Dataset rows:
· · · ·
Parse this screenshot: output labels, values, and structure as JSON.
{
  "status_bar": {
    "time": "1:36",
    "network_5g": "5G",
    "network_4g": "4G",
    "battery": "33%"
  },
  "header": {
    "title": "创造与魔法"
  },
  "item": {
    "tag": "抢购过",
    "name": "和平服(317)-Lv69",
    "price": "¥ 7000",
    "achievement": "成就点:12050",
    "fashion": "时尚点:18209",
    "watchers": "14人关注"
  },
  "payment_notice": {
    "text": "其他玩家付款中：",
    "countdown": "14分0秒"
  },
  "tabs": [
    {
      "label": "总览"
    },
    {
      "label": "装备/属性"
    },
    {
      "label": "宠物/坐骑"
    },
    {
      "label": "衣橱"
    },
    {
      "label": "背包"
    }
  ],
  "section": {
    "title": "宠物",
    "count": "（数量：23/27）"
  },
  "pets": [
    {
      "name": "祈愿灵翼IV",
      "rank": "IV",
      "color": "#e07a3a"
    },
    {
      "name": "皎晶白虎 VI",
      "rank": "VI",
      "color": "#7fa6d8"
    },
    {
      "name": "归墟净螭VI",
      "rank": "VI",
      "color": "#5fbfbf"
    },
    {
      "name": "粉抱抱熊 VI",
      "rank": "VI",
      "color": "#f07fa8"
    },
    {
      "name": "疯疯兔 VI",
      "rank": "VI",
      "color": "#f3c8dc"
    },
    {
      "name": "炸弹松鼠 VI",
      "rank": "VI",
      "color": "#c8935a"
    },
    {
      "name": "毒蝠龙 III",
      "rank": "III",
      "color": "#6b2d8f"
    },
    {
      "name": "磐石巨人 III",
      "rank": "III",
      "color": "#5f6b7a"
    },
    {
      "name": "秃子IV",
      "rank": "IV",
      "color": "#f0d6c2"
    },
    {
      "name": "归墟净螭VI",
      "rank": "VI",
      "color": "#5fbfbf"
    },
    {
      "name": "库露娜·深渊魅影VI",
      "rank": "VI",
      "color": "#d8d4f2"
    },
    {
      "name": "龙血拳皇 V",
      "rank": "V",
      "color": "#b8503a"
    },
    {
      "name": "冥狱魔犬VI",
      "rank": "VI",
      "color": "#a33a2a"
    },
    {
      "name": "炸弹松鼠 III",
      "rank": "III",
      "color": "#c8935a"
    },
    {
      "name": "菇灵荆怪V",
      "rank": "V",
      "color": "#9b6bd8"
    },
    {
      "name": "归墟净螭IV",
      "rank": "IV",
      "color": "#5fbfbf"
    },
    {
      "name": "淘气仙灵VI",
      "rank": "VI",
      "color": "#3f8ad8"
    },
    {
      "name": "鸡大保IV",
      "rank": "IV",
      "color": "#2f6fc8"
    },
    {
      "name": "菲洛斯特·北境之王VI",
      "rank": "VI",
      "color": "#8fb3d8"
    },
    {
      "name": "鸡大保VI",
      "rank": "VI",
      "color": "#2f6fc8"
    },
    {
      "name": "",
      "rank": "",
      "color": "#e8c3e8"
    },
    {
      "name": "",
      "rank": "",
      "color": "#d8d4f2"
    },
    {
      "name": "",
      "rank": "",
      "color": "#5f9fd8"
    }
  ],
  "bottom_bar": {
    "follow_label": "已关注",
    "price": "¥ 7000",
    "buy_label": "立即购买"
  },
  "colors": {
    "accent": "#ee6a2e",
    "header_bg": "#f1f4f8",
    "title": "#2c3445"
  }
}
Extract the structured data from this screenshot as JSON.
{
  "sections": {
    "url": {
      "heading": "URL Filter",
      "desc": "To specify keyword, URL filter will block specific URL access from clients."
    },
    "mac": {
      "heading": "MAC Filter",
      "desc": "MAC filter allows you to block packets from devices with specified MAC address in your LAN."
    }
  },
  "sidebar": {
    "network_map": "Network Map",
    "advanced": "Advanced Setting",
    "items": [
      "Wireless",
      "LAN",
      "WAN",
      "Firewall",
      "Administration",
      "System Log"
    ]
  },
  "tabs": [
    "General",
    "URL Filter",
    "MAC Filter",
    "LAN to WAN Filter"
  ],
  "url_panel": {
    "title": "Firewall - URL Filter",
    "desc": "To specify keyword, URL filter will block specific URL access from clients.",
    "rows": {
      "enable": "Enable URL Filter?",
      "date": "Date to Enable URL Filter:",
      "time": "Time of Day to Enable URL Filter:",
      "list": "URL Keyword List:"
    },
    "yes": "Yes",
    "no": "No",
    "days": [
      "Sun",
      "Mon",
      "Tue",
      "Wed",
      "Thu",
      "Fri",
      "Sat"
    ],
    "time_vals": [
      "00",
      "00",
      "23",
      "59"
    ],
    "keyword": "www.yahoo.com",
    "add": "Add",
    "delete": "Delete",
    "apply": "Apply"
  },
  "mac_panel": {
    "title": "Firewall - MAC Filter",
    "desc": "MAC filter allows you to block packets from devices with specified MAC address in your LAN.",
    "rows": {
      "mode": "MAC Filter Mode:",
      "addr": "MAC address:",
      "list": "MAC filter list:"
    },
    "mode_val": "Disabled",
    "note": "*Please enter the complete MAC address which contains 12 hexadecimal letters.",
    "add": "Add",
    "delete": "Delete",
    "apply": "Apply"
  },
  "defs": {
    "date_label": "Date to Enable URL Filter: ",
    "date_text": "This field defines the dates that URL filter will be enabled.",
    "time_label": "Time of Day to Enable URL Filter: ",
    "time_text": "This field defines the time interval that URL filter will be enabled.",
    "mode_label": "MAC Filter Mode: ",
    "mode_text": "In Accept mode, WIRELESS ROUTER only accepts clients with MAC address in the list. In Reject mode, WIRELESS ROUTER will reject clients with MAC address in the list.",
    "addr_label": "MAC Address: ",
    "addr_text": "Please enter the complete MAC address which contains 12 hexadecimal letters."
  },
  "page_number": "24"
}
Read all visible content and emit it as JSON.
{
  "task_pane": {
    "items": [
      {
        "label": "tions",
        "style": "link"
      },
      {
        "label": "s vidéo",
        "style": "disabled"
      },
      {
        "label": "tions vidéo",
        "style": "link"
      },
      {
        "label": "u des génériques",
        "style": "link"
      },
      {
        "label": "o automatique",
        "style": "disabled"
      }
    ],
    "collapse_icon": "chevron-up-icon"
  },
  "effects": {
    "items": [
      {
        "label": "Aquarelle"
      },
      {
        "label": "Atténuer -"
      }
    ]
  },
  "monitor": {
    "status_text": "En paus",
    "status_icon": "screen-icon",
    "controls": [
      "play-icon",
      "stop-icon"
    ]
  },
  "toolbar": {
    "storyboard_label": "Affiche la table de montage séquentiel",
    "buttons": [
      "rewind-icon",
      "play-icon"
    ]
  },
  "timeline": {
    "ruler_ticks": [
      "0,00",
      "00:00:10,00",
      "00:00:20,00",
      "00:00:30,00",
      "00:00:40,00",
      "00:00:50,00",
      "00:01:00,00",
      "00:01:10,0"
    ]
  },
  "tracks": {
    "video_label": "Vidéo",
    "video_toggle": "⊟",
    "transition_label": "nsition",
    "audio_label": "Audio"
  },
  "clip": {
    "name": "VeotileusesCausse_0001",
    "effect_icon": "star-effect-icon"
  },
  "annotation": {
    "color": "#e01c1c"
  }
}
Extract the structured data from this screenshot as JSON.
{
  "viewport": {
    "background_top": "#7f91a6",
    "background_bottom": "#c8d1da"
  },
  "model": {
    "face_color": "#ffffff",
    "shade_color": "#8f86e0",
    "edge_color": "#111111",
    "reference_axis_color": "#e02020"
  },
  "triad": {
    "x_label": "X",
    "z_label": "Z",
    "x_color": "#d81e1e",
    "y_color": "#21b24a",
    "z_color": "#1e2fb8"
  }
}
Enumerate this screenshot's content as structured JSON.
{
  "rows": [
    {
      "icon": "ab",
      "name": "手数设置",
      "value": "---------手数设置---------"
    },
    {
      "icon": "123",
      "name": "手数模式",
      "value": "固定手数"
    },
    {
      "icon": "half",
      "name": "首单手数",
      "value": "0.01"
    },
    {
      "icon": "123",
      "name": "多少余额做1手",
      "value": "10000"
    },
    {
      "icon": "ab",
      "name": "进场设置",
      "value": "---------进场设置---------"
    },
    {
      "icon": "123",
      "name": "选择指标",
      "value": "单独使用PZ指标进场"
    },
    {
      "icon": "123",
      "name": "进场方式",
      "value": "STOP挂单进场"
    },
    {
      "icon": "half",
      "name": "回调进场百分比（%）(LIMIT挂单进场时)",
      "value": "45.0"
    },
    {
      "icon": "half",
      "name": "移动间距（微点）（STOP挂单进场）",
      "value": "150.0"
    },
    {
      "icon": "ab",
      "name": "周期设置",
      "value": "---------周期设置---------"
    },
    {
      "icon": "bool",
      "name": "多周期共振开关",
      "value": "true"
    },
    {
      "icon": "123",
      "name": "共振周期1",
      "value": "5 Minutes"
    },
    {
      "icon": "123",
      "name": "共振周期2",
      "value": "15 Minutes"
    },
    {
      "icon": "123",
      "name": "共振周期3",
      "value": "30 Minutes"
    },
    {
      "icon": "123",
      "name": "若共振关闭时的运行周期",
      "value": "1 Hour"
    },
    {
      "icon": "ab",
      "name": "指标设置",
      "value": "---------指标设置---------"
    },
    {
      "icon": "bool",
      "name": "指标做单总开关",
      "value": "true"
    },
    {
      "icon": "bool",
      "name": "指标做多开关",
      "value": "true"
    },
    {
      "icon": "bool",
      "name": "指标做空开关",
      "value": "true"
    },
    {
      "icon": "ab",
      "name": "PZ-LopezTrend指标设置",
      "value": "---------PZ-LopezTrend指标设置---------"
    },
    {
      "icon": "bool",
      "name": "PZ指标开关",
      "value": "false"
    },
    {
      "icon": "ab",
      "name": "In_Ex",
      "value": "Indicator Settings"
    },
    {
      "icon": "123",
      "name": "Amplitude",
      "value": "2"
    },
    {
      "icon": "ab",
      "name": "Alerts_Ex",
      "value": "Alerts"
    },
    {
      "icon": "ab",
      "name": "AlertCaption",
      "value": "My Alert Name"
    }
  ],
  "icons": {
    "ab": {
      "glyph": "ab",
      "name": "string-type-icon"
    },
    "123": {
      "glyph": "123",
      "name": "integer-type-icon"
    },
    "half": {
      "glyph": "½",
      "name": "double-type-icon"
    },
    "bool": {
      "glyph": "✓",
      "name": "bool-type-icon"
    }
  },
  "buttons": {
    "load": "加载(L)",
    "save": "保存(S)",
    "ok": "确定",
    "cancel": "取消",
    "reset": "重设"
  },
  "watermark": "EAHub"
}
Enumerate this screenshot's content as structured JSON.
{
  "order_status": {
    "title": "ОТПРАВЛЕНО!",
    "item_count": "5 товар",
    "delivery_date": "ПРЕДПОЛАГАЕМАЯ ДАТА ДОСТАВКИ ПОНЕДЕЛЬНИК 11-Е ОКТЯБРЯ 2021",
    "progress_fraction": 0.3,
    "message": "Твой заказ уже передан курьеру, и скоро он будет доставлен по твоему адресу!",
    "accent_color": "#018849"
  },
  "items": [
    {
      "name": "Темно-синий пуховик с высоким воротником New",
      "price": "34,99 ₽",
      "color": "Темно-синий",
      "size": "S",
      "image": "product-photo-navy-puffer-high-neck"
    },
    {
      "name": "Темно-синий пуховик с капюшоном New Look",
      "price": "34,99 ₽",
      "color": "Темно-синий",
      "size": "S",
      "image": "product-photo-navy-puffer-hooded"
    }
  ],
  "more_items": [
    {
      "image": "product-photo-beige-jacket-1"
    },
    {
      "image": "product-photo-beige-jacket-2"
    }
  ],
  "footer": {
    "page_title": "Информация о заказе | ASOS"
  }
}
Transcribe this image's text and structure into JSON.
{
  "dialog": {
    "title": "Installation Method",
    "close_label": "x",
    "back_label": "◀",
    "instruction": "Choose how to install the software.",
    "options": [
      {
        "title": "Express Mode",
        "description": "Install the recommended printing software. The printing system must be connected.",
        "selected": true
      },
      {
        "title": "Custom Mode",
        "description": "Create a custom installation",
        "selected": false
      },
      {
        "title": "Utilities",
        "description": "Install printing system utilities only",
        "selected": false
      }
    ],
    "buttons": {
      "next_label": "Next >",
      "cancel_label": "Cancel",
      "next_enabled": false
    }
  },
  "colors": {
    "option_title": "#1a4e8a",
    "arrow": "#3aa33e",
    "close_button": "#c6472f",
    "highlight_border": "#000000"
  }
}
· · · ·
SHORT PROBLEM:
Say, as a single number and nothing more, how many lines of the entries contain the word "type".

TASK ANSWER:
4